* [What the task requires]
Work out the number of lines with "title" in them. Reply with that number and no other words.

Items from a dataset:
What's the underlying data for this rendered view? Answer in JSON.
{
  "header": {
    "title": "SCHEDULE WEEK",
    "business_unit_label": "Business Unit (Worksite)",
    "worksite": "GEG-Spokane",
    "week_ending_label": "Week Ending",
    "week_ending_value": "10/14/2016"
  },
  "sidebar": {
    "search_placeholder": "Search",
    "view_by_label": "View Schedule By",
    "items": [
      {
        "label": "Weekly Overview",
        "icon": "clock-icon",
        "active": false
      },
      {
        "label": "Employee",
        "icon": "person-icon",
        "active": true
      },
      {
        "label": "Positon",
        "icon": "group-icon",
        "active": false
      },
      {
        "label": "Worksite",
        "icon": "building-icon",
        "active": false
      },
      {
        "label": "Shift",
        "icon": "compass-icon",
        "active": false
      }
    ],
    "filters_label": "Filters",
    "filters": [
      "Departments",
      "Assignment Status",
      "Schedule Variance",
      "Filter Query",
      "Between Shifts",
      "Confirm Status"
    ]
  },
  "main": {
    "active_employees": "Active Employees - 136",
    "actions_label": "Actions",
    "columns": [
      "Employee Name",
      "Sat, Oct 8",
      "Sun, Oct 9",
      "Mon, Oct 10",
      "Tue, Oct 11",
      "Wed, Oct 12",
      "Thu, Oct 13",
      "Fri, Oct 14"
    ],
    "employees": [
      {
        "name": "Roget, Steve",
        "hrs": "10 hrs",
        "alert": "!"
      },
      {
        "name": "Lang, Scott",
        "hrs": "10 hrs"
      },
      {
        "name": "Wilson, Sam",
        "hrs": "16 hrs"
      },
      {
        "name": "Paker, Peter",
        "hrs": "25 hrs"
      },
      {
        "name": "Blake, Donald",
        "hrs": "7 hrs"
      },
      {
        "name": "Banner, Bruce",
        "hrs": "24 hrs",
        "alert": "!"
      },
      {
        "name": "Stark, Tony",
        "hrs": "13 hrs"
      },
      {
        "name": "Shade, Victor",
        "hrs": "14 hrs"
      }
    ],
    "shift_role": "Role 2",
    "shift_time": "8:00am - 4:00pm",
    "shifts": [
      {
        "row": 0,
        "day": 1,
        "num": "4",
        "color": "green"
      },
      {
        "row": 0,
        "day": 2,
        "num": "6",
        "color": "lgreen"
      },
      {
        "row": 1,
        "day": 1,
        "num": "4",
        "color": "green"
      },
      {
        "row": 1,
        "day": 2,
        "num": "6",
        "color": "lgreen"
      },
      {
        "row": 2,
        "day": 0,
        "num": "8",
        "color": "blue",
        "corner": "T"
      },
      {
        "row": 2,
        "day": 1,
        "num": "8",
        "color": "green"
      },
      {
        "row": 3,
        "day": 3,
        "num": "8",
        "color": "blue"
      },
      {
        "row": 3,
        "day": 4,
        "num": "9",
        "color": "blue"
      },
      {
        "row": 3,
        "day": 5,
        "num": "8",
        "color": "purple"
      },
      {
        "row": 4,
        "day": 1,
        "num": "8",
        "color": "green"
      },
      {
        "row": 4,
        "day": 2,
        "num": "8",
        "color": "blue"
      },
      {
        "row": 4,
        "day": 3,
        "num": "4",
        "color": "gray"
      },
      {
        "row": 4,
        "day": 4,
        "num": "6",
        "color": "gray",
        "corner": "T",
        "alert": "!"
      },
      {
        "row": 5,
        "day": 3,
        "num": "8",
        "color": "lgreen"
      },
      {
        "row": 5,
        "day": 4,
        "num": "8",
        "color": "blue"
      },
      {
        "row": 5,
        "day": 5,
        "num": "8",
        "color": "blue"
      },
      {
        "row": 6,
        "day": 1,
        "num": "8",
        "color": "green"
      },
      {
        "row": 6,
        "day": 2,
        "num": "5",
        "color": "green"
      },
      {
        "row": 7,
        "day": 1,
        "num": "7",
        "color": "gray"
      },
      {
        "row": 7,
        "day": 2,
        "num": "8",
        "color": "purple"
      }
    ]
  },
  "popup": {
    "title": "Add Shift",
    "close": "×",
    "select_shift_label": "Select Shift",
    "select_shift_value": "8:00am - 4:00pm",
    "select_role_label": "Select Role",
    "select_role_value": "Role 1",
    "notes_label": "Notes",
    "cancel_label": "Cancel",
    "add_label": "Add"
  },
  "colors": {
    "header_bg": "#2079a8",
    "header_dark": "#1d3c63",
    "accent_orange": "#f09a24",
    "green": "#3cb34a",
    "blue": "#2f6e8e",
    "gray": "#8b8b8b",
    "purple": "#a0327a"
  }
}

...

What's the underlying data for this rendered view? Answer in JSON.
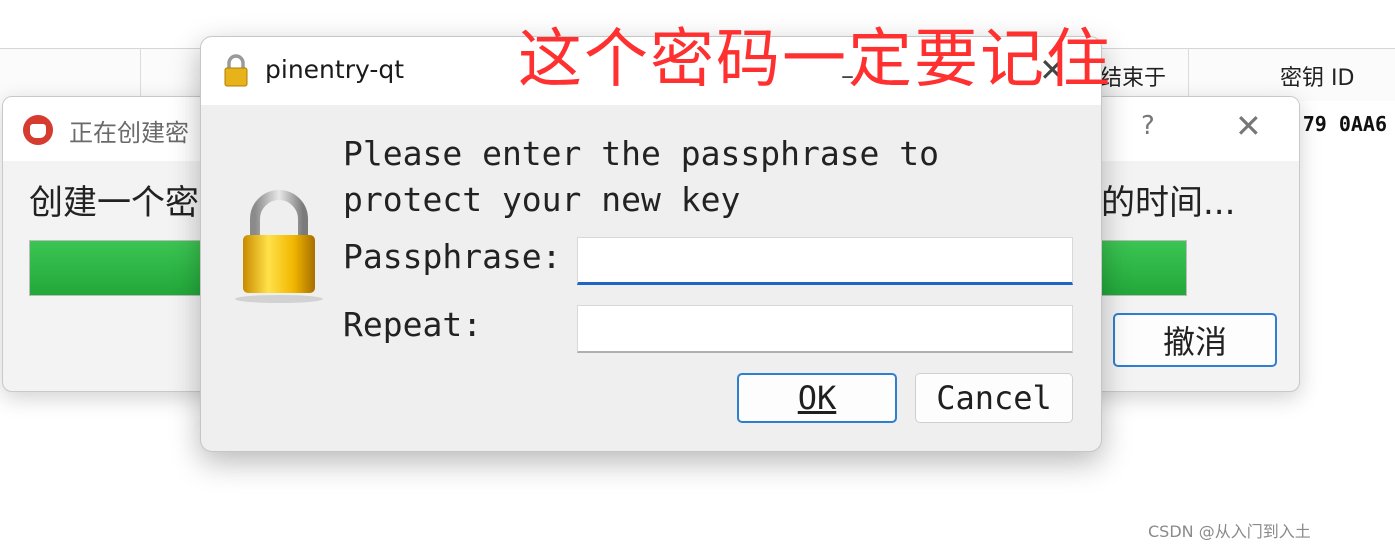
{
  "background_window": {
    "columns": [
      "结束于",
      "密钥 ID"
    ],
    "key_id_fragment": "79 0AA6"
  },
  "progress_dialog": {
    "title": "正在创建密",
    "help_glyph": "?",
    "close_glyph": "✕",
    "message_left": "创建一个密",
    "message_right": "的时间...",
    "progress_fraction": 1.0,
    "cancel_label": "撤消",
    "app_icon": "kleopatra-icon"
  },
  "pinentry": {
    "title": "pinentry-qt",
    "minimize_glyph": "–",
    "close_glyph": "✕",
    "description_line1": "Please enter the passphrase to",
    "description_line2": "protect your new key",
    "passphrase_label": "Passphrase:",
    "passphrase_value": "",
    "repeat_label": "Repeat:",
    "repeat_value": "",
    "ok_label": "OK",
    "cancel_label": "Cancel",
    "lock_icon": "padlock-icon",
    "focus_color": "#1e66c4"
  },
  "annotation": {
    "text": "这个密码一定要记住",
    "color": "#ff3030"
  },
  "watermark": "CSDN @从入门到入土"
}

* [The result]
4